Affichez toutes les lignes des données qui contiennent la chaîne « arrow ».

⟨

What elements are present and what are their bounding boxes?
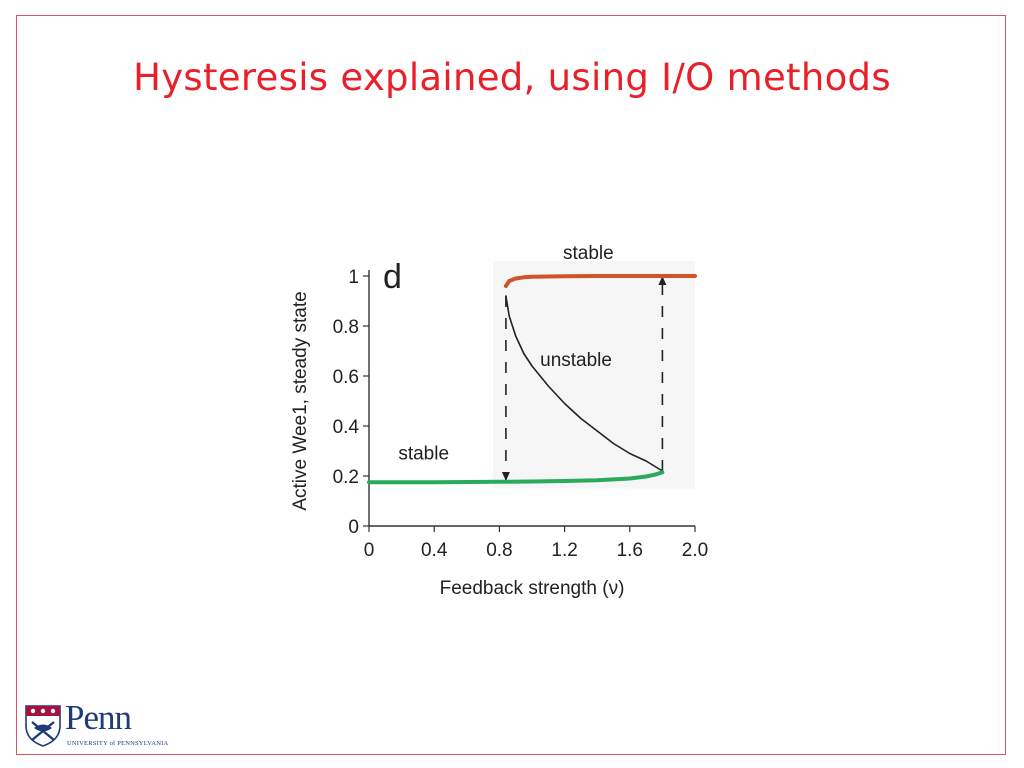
- y-axis-label: Active Wee1, steady state: [290, 291, 311, 510]
- x-axis-label: Feedback strength (ν): [440, 578, 625, 599]
- transition-arrow-up: [658, 276, 667, 285]
- logo-subtitle: UNIVERSITY of PENNSYLVANIA: [67, 740, 169, 747]
- x-tick-label: 2.0: [682, 540, 708, 561]
- panel-label: d: [383, 258, 402, 296]
- x-tick-label: 0: [364, 540, 375, 561]
- y-tick-label: 0.8: [333, 317, 359, 338]
- series-line-0: [503, 274, 697, 288]
- transition-arrow-down: [501, 472, 510, 481]
- hysteresis-chart: 0 0.4 0.8 1.2 1.6 2.0 0 0.2 0.4 0.6 0.8 1 Feedback s…: [290, 243, 708, 599]
- plot-area: 0 0.4 0.8 1.2 1.6 2.0 0 0.2 0.4 0.6 0.8 1 Feedback s…: [290, 243, 708, 599]
- annotation-stable: stable: [398, 444, 449, 465]
- y-tick-label: 0: [348, 517, 359, 538]
- x-tick-label: 1.6: [617, 540, 643, 561]
- y-tick-label: 1: [348, 267, 359, 288]
- series-line-2: [367, 470, 665, 485]
- x-tick-label: 0.8: [486, 540, 512, 561]
- plot-region-shade: [492, 261, 695, 489]
- annotation-stable: stable: [563, 243, 614, 264]
- y-tick-label: 0.4: [333, 417, 360, 438]
- x-tick-label: 0.4: [421, 540, 448, 561]
- series-line-1: [505, 295, 664, 472]
- logo-wordmark: Penn: [65, 698, 132, 737]
- slide-frame: [16, 15, 1006, 755]
- annotation-unstable: unstable: [540, 350, 612, 371]
- penn-logo: Penn UNIVERSITY of PENNSYLVANIA: [24, 698, 174, 752]
- y-tick-label: 0.6: [333, 367, 359, 388]
- slide-title: Hysteresis explained, using I/O methods: [133, 56, 891, 99]
- y-tick-label: 0.2: [333, 467, 359, 488]
- x-tick-label: 1.2: [551, 540, 577, 561]
- shield-icon: [25, 705, 61, 747]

⟩

Corrigé
- transition-arrow-up: [658, 276, 667, 285]
- transition-arrow-down: [501, 472, 510, 481]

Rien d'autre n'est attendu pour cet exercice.